Task to complete: Report each line of the data that includes the word "surface".

Stored entries:
#####

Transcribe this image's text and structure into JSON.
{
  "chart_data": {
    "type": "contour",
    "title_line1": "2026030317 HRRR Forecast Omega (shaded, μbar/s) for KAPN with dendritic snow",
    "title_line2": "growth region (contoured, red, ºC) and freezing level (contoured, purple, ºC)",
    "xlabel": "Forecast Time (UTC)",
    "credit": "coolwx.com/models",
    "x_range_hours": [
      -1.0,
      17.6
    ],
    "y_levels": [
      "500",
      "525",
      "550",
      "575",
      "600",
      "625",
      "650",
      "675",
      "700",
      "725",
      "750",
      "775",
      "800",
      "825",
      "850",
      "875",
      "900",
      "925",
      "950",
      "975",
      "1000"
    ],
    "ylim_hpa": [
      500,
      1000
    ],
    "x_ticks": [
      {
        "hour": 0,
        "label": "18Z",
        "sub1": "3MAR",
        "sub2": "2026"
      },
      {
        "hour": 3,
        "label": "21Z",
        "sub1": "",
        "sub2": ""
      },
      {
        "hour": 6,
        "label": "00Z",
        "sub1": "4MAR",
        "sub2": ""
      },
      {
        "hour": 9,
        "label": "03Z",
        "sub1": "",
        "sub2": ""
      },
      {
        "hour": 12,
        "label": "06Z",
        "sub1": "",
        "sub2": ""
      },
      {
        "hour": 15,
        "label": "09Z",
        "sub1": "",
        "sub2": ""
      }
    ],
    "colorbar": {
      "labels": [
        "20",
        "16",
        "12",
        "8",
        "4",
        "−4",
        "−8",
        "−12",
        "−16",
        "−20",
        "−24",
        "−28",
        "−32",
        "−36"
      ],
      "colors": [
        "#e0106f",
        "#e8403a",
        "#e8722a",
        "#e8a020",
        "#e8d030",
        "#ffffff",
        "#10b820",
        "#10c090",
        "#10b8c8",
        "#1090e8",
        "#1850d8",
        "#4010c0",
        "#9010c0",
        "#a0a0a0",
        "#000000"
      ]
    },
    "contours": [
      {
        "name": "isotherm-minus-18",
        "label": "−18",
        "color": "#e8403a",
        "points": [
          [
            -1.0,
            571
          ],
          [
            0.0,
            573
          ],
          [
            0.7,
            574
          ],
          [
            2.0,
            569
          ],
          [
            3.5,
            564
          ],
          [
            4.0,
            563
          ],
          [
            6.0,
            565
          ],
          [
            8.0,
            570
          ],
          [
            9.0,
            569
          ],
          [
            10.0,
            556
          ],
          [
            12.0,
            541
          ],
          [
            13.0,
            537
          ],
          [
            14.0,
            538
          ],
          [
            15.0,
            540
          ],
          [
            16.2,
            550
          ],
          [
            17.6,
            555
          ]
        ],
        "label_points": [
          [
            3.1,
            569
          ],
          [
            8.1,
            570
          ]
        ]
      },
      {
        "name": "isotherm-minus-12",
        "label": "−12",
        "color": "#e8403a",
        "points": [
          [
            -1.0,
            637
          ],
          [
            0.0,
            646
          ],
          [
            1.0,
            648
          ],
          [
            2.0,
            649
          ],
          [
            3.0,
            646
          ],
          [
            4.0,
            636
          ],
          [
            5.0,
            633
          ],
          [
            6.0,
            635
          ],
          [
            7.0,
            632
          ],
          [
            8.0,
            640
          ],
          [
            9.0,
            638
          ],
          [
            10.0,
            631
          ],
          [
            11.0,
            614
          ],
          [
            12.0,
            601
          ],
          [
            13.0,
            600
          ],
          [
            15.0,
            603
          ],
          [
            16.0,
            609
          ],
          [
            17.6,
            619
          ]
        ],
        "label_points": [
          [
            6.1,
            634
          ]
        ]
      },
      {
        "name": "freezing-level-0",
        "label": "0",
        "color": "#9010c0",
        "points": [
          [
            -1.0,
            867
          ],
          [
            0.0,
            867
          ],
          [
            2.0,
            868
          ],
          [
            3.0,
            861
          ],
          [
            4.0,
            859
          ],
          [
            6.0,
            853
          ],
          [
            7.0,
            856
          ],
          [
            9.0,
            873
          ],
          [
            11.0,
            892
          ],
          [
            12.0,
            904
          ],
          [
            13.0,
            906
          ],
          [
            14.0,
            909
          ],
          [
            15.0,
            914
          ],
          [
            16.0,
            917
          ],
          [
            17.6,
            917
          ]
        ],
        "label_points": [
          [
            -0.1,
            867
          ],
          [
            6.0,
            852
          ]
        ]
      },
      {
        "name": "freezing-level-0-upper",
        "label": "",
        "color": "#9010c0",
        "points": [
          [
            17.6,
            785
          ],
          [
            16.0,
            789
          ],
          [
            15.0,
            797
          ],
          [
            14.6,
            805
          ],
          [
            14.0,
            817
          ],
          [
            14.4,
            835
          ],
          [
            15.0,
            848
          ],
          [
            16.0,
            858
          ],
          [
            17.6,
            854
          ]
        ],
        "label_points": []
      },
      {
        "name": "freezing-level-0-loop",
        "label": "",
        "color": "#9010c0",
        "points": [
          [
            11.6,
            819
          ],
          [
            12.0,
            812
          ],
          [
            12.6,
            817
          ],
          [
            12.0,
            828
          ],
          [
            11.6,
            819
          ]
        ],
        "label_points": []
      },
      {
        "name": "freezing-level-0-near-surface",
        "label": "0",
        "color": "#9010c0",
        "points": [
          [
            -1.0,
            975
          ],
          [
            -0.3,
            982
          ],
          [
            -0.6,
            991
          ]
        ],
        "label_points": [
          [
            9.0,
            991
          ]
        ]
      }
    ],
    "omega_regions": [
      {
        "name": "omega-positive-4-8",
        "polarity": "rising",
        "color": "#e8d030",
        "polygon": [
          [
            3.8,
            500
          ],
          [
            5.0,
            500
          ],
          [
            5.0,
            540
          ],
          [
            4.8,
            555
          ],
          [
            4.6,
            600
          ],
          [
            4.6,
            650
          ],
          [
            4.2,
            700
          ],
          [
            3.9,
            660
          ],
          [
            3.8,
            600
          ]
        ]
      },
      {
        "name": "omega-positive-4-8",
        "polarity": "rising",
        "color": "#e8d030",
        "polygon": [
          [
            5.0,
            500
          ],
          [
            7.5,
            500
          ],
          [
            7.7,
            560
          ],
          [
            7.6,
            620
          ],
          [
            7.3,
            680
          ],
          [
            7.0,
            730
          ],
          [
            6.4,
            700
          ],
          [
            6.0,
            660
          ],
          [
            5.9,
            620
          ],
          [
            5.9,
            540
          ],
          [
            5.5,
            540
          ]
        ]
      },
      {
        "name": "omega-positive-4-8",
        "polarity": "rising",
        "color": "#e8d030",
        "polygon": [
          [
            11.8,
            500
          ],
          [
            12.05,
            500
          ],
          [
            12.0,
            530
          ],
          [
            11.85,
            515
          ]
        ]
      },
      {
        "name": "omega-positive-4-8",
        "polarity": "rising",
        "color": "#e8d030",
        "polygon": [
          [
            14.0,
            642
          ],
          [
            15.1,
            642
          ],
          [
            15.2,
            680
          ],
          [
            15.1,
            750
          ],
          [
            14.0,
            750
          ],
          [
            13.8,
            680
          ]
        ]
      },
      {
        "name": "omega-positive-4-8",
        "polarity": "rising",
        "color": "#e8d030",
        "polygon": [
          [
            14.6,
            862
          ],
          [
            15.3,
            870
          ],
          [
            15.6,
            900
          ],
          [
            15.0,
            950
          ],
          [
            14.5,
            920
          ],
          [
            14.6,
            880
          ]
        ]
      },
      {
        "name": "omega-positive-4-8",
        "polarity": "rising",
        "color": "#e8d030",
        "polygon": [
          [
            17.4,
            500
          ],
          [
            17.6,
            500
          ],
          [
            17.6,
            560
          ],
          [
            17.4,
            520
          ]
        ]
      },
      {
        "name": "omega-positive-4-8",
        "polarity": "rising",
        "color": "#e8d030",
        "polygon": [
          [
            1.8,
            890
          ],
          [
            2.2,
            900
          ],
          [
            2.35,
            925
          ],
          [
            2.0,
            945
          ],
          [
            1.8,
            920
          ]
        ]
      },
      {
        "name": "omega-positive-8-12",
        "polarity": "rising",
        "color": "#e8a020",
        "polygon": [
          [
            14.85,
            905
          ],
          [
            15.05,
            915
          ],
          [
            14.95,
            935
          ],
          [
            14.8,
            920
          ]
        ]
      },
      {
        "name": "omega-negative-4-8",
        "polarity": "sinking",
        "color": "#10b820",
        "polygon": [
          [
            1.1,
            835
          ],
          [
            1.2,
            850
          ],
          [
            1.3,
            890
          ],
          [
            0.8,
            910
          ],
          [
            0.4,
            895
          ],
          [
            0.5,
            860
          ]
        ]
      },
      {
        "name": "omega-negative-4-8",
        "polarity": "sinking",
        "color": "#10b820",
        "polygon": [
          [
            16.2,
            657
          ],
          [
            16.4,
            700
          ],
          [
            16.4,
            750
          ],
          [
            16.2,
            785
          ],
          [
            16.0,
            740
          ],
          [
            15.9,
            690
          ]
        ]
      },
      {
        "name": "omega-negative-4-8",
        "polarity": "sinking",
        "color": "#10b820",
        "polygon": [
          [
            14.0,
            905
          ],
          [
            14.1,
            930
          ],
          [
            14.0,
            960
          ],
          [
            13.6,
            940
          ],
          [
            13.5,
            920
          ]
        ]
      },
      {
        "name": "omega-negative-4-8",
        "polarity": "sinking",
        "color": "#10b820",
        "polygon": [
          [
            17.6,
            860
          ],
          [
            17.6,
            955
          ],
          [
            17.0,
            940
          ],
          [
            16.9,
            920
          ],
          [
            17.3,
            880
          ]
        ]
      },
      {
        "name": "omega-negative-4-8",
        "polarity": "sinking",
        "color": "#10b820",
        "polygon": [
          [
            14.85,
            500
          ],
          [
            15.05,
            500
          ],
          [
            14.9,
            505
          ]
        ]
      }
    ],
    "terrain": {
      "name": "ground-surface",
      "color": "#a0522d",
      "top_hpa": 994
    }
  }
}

#####

Exercise result:
        "name": "freezing-level-0-near-surface",
      "name": "ground-surface",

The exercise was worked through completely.